# Task goal
Go through the records and give each one again exactly.

[Raw records]
============

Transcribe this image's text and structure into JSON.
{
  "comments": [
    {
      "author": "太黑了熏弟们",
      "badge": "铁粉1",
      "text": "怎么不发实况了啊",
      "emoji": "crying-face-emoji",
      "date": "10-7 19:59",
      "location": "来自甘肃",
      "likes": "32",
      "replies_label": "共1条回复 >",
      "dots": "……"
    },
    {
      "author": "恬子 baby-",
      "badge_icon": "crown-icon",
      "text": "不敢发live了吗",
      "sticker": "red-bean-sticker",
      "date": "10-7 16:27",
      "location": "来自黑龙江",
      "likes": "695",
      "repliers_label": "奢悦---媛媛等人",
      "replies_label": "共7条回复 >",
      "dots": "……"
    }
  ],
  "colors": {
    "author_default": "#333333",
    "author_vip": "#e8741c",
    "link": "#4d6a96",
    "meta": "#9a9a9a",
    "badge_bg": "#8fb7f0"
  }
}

============

# Answer to this exercise
Transcribe this image's text and structure into JSON.
{
  "comments": [
    {
      "author": "太黑了熏弟们",
      "badge": "铁粉1",
      "text": "怎么不发实况了啊",
      "emoji": "crying-face-emoji",
      "date": "10-7 19:59",
      "location": "来自甘肃",
      "likes": "32",
      "replies_label": "共1条回复 >",
      "dots": "……"
    },
    {
      "author": "恬子 baby-",
      "badge_icon": "crown-icon",
      "text": "不敢发live了吗",
      "sticker": "red-bean-sticker",
      "date": "10-7 16:27",
      "location": "来自黑龙江",
      "likes": "695",
      "repliers_label": "奢悦---媛媛等人",
      "replies_label": "共7条回复 >",
      "dots": "……"
    }
  ],
  "colors": {
    "author_default": "#333333",
    "author_vip": "#e8741c",
    "link": "#4d6a96",
    "meta": "#9a9a9a",
    "badge_bg": "#8fb7f0"
  }
}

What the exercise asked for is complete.